◆ Task details:
Output all entries verbatim. Skip pictures.

◆ Task input:
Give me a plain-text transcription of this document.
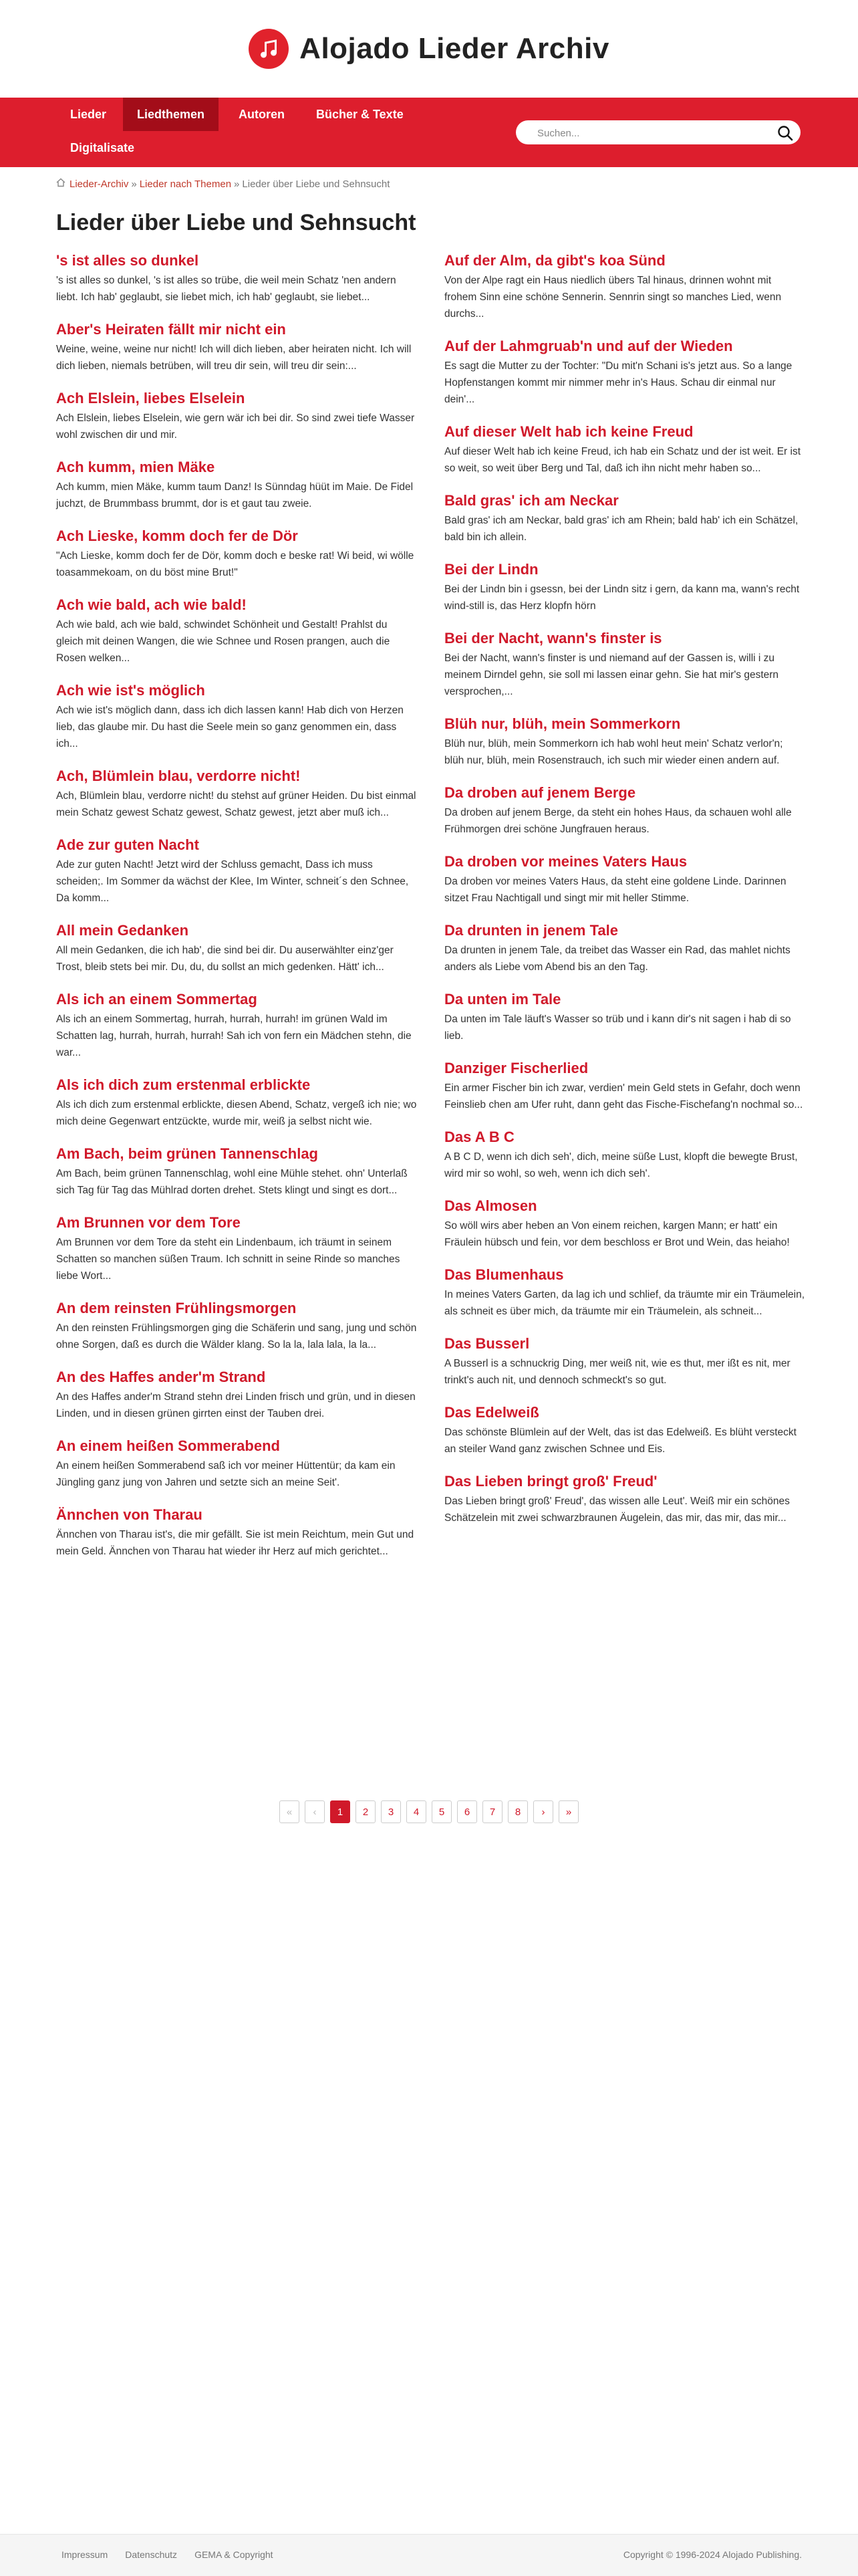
Alojado Lieder Archiv
Lieder	Liedthemen	Autoren	Bücher & Texte
Digitalisate
Suchen...
Lieder-Archiv » Lieder nach Themen » Lieder über Liebe und Sehnsucht
Lieder über Liebe und Sehnsucht
's ist alles so dunkel

's ist alles so dunkel, 's ist alles so trübe, die weil mein Schatz 'nen andern liebt. Ich hab' geglaubt, sie liebet mich, ich hab' geglaubt, sie liebet...

Aber's Heiraten fällt mir nicht ein

Weine, weine, weine nur nicht! Ich will dich lieben, aber heiraten nicht. Ich will dich lieben, niemals betrüben, will treu dir sein, will treu dir sein:...

Ach Elslein, liebes Elselein

Ach Elslein, liebes Elselein, wie gern wär ich bei dir. So sind zwei tiefe Wasser wohl zwischen dir und mir.

Ach kumm, mien Mäke

Ach kumm, mien Mäke, kumm taum Danz! Is Sünndag hüüt im Maie. De Fidel juchzt, de Brummbass brummt, dor is et gaut tau zweie.

Ach Lieske, komm doch fer de Dör

"Ach Lieske, komm doch fer de Dör, komm doch e beske rat! Wi beid, wi wölle toasammekoam, on du böst mine Brut!"

Ach wie bald, ach wie bald!

Ach wie bald, ach wie bald, schwindet Schönheit und Gestalt! Prahlst du gleich mit deinen Wangen, die wie Schnee und Rosen prangen, auch die Rosen welken...

Ach wie ist's möglich

Ach wie ist's möglich dann, dass ich dich lassen kann! Hab dich von Herzen lieb, das glaube mir. Du hast die Seele mein so ganz genommen ein, dass ich...

Ach, Blümlein blau, verdorre nicht!

Ach, Blümlein blau, verdorre nicht! du stehst auf grüner Heiden. Du bist einmal mein Schatz gewest Schatz gewest, Schatz gewest, jetzt aber muß ich...

Ade zur guten Nacht

Ade zur guten Nacht! Jetzt wird der Schluss gemacht, Dass ich muss scheiden;. Im Sommer da wächst der Klee, Im Winter, schneit´s den Schnee, Da komm...

All mein Gedanken

All mein Gedanken, die ich hab', die sind bei dir. Du auserwählter einz'ger Trost, bleib stets bei mir. Du, du, du sollst an mich gedenken. Hätt' ich...

Als ich an einem Sommertag

Als ich an einem Sommertag, hurrah, hurrah, hurrah! im grünen Wald im Schatten lag, hurrah, hurrah, hurrah! Sah ich von fern ein Mädchen stehn, die war...

Als ich dich zum erstenmal erblickte

Als ich dich zum erstenmal erblickte, diesen Abend, Schatz, vergeß ich nie; wo mich deine Gegenwart entzückte, wurde mir, weiß ja selbst nicht wie.

Am Bach, beim grünen Tannenschlag

Am Bach, beim grünen Tannenschlag, wohl eine Mühle stehet. ohn' Unterlaß sich Tag für Tag das Mühlrad dorten drehet. Stets klingt und singt es dort...

Am Brunnen vor dem Tore

Am Brunnen vor dem Tore da steht ein Lindenbaum, ich träumt in seinem Schatten so manchen süßen Traum. Ich schnitt in seine Rinde so manches liebe Wort...

An dem reinsten Frühlingsmorgen

An den reinsten Frühlingsmorgen ging die Schäferin und sang, jung und schön ohne Sorgen, daß es durch die Wälder klang. So la la, lala lala, la la...

An des Haffes ander'm Strand

An des Haffes ander'm Strand stehn drei Linden frisch und grün, und in diesen Linden, und in diesen grünen girrten einst der Tauben drei.

An einem heißen Sommerabend

An einem heißen Sommerabend saß ich vor meiner Hüttentür; da kam ein Jüngling ganz jung von Jahren und setzte sich an meine Seit'.

Ännchen von Tharau

Ännchen von Tharau ist's, die mir gefällt. Sie ist mein Reichtum, mein Gut und mein Geld. Ännchen von Tharau hat wieder ihr Herz auf mich gerichtet...

Auf der Alm, da gibt's koa Sünd

Von der Alpe ragt ein Haus niedlich übers Tal hinaus, drinnen wohnt mit frohem Sinn eine schöne Sennerin. Sennrin singt so manches Lied, wenn durchs...

Auf der Lahmgruab'n und auf der Wieden

Es sagt die Mutter zu der Tochter: "Du mit'n Schani is's jetzt aus. So a lange Hopfenstangen kommt mir nimmer mehr in's Haus. Schau dir einmal nur dein'...

Auf dieser Welt hab ich keine Freud

Auf dieser Welt hab ich keine Freud, ich hab ein Schatz und der ist weit. Er ist so weit, so weit über Berg und Tal, daß ich ihn nicht mehr haben so...

Bald gras' ich am Neckar

Bald gras' ich am Neckar, bald gras' ich am Rhein; bald hab' ich ein Schätzel, bald bin ich allein.

Bei der Lindn

Bei der Lindn bin i gsessn, bei der Lindn sitz i gern, da kann ma, wann's recht wind-still is, das Herz klopfn hörn

Bei der Nacht, wann's finster is

Bei der Nacht, wann's finster is und niemand auf der Gassen is, willi i zu meinem Dirndel gehn, sie soll mi lassen einar gehn. Sie hat mir's gestern versprochen,...

Blüh nur, blüh, mein Sommerkorn

Blüh nur, blüh, mein Sommerkorn ich hab wohl heut mein' Schatz verlor'n; blüh nur, blüh, mein Rosenstrauch, ich such mir wieder einen andern auf.

Da droben auf jenem Berge

Da droben auf jenem Berge, da steht ein hohes Haus, da schauen wohl alle Frühmorgen drei schöne Jungfrauen heraus.

Da droben vor meines Vaters Haus

Da droben vor meines Vaters Haus, da steht eine goldene Linde. Darinnen sitzet Frau Nachtigall und singt mir mit heller Stimme.

Da drunten in jenem Tale

Da drunten in jenem Tale, da treibet das Wasser ein Rad, das mahlet nichts anders als Liebe vom Abend bis an den Tag.

Da unten im Tale

Da unten im Tale läuft's Wasser so trüb und i kann dir's nit sagen i hab di so lieb.

Danziger Fischerlied

Ein armer Fischer bin ich zwar, verdien' mein Geld stets in Gefahr, doch wenn Feinslieb chen am Ufer ruht, dann geht das Fische-Fischefang'n nochmal so...

Das A B C

A B C D, wenn ich dich seh', dich, meine süße Lust, klopft die bewegte Brust, wird mir so wohl, so weh, wenn ich dich seh'.

Das Almosen

So wöll wirs aber heben an Von einem reichen, kargen Mann; er hatt' ein Fräulein hübsch und fein, vor dem beschloss er Brot und Wein, das heiaho!

Das Blumenhaus

In meines Vaters Garten, da lag ich und schlief, da träumte mir ein Träumelein, als schneit es über mich, da träumte mir ein Träumelein, als schneit...

Das Busserl

A Busserl is a schnuckrig Ding, mer weiß nit, wie es thut, mer ißt es nit, mer trinkt's auch nit, und dennoch schmeckt's so gut.

Das Edelweiß

Das schönste Blümlein auf der Welt, das ist das Edelweiß. Es blüht versteckt an steiler Wand ganz zwischen Schnee und Eis.

Das Lieben bringt groß' Freud'

Das Lieben bringt groß' Freud', das wissen alle Leut'. Weiß mir ein schönes Schätzelein mit zwei schwarzbraunen Äugelein, das mir, das mir, das mir...

«	‹	1	2	3	4	5	6	7	8	›	»
Impressum Datenschutz GEMA & Copyright	Copyright © 1996-2024 Alojado Publishing.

◆ Written response:
Give me a plain-text transcription of this document.
Alojado Lieder Archiv
Lieder	Liedthemen	Autoren	Bücher & Texte
Digitalisate
Suchen...
Lieder-Archiv » Lieder nach Themen » Lieder über Liebe und Sehnsucht
Lieder über Liebe und Sehnsucht
's ist alles so dunkel

's ist alles so dunkel, 's ist alles so trübe, die weil mein Schatz 'nen andern liebt. Ich hab' geglaubt, sie liebet mich, ich hab' geglaubt, sie liebet...

Aber's Heiraten fällt mir nicht ein

Weine, weine, weine nur nicht! Ich will dich lieben, aber heiraten nicht. Ich will dich lieben, niemals betrüben, will treu dir sein, will treu dir sein:...

Ach Elslein, liebes Elselein

Ach Elslein, liebes Elselein, wie gern wär ich bei dir. So sind zwei tiefe Wasser wohl zwischen dir und mir.

Ach kumm, mien Mäke

Ach kumm, mien Mäke, kumm taum Danz! Is Sünndag hüüt im Maie. De Fidel juchzt, de Brummbass brummt, dor is et gaut tau zweie.

Ach Lieske, komm doch fer de Dör

"Ach Lieske, komm doch fer de Dör, komm doch e beske rat! Wi beid, wi wölle toasammekoam, on du böst mine Brut!"

Ach wie bald, ach wie bald!

Ach wie bald, ach wie bald, schwindet Schönheit und Gestalt! Prahlst du gleich mit deinen Wangen, die wie Schnee und Rosen prangen, auch die Rosen welken...

Ach wie ist's möglich

Ach wie ist's möglich dann, dass ich dich lassen kann! Hab dich von Herzen lieb, das glaube mir. Du hast die Seele mein so ganz genommen ein, dass ich...

Ach, Blümlein blau, verdorre nicht!

Ach, Blümlein blau, verdorre nicht! du stehst auf grüner Heiden. Du bist einmal mein Schatz gewest Schatz gewest, Schatz gewest, jetzt aber muß ich...

Ade zur guten Nacht

Ade zur guten Nacht! Jetzt wird der Schluss gemacht, Dass ich muss scheiden;. Im Sommer da wächst der Klee, Im Winter, schneit´s den Schnee, Da komm...

All mein Gedanken

All mein Gedanken, die ich hab', die sind bei dir. Du auserwählter einz'ger Trost, bleib stets bei mir. Du, du, du sollst an mich gedenken. Hätt' ich...

Als ich an einem Sommertag

Als ich an einem Sommertag, hurrah, hurrah, hurrah! im grünen Wald im Schatten lag, hurrah, hurrah, hurrah! Sah ich von fern ein Mädchen stehn, die war...

Als ich dich zum erstenmal erblickte

Als ich dich zum erstenmal erblickte, diesen Abend, Schatz, vergeß ich nie; wo mich deine Gegenwart entzückte, wurde mir, weiß ja selbst nicht wie.

Am Bach, beim grünen Tannenschlag

Am Bach, beim grünen Tannenschlag, wohl eine Mühle stehet. ohn' Unterlaß sich Tag für Tag das Mühlrad dorten drehet. Stets klingt und singt es dort...

Am Brunnen vor dem Tore

Am Brunnen vor dem Tore da steht ein Lindenbaum, ich träumt in seinem Schatten so manchen süßen Traum. Ich schnitt in seine Rinde so manches liebe Wort...

An dem reinsten Frühlingsmorgen

An den reinsten Frühlingsmorgen ging die Schäferin und sang, jung und schön ohne Sorgen, daß es durch die Wälder klang. So la la, lala lala, la la...

An des Haffes ander'm Strand

An des Haffes ander'm Strand stehn drei Linden frisch und grün, und in diesen Linden, und in diesen grünen girrten einst der Tauben drei.

An einem heißen Sommerabend

An einem heißen Sommerabend saß ich vor meiner Hüttentür; da kam ein Jüngling ganz jung von Jahren und setzte sich an meine Seit'.

Ännchen von Tharau

Ännchen von Tharau ist's, die mir gefällt. Sie ist mein Reichtum, mein Gut und mein Geld. Ännchen von Tharau hat wieder ihr Herz auf mich gerichtet...

Auf der Alm, da gibt's koa Sünd

Von der Alpe ragt ein Haus niedlich übers Tal hinaus, drinnen wohnt mit frohem Sinn eine schöne Sennerin. Sennrin singt so manches Lied, wenn durchs...

Auf der Lahmgruab'n und auf der Wieden

Es sagt die Mutter zu der Tochter: "Du mit'n Schani is's jetzt aus. So a lange Hopfenstangen kommt mir nimmer mehr in's Haus. Schau dir einmal nur dein'...

Auf dieser Welt hab ich keine Freud

Auf dieser Welt hab ich keine Freud, ich hab ein Schatz und der ist weit. Er ist so weit, so weit über Berg und Tal, daß ich ihn nicht mehr haben so...

Bald gras' ich am Neckar

Bald gras' ich am Neckar, bald gras' ich am Rhein; bald hab' ich ein Schätzel, bald bin ich allein.

Bei der Lindn

Bei der Lindn bin i gsessn, bei der Lindn sitz i gern, da kann ma, wann's recht wind-still is, das Herz klopfn hörn

Bei der Nacht, wann's finster is

Bei der Nacht, wann's finster is und niemand auf der Gassen is, willi i zu meinem Dirndel gehn, sie soll mi lassen einar gehn. Sie hat mir's gestern versprochen,...

Blüh nur, blüh, mein Sommerkorn

Blüh nur, blüh, mein Sommerkorn ich hab wohl heut mein' Schatz verlor'n; blüh nur, blüh, mein Rosenstrauch, ich such mir wieder einen andern auf.

Da droben auf jenem Berge

Da droben auf jenem Berge, da steht ein hohes Haus, da schauen wohl alle Frühmorgen drei schöne Jungfrauen heraus.

Da droben vor meines Vaters Haus

Da droben vor meines Vaters Haus, da steht eine goldene Linde. Darinnen sitzet Frau Nachtigall und singt mir mit heller Stimme.

Da drunten in jenem Tale

Da drunten in jenem Tale, da treibet das Wasser ein Rad, das mahlet nichts anders als Liebe vom Abend bis an den Tag.

Da unten im Tale

Da unten im Tale läuft's Wasser so trüb und i kann dir's nit sagen i hab di so lieb.

Danziger Fischerlied

Ein armer Fischer bin ich zwar, verdien' mein Geld stets in Gefahr, doch wenn Feinslieb chen am Ufer ruht, dann geht das Fische-Fischefang'n nochmal so...

Das A B C

A B C D, wenn ich dich seh', dich, meine süße Lust, klopft die bewegte Brust, wird mir so wohl, so weh, wenn ich dich seh'.

Das Almosen

So wöll wirs aber heben an Von einem reichen, kargen Mann; er hatt' ein Fräulein hübsch und fein, vor dem beschloss er Brot und Wein, das heiaho!

Das Blumenhaus

In meines Vaters Garten, da lag ich und schlief, da träumte mir ein Träumelein, als schneit es über mich, da träumte mir ein Träumelein, als schneit...

Das Busserl

A Busserl is a schnuckrig Ding, mer weiß nit, wie es thut, mer ißt es nit, mer trinkt's auch nit, und dennoch schmeckt's so gut.

Das Edelweiß

Das schönste Blümlein auf der Welt, das ist das Edelweiß. Es blüht versteckt an steiler Wand ganz zwischen Schnee und Eis.

Das Lieben bringt groß' Freud'

Das Lieben bringt groß' Freud', das wissen alle Leut'. Weiß mir ein schönes Schätzelein mit zwei schwarzbraunen Äugelein, das mir, das mir, das mir...

«	‹	1	2	3	4	5	6	7	8	›	»
Impressum Datenschutz GEMA & Copyright	Copyright © 1996-2024 Alojado Publishing.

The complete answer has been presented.